What the exercise asks
Search the listing for "left" and copy every line where it appears.

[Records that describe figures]

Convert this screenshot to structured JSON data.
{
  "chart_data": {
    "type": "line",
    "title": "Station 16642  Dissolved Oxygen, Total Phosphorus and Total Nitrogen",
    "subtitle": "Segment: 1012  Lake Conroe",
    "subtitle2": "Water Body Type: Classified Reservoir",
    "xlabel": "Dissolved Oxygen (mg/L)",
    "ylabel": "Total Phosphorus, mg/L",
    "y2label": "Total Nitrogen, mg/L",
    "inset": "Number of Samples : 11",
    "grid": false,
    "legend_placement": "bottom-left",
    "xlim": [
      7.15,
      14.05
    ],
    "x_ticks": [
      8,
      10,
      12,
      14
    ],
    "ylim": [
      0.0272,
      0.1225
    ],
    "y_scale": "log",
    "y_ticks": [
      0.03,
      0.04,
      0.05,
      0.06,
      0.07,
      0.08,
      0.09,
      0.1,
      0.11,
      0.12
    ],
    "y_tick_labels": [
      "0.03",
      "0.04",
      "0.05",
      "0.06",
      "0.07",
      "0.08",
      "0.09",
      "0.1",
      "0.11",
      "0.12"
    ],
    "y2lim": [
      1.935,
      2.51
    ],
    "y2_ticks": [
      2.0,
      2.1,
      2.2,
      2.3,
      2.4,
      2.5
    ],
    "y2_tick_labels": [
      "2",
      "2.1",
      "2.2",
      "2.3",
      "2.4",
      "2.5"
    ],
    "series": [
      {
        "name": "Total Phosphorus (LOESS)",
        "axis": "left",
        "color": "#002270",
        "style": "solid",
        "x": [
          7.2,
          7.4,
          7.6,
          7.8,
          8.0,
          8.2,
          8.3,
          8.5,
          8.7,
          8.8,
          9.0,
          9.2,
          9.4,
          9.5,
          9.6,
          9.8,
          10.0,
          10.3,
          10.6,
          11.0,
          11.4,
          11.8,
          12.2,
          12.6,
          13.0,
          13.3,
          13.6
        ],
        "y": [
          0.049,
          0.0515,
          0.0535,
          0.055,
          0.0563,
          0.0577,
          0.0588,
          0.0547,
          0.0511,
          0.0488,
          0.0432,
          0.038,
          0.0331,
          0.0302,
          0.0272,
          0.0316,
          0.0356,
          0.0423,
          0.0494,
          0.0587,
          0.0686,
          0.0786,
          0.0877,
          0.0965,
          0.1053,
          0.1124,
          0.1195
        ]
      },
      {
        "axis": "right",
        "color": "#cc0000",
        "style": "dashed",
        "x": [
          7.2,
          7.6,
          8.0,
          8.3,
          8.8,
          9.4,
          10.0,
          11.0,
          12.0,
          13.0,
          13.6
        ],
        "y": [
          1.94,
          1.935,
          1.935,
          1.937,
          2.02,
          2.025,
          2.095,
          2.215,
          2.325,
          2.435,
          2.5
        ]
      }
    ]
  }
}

Correct answer
    "legend_placement": "bottom-left",
        "axis": "left",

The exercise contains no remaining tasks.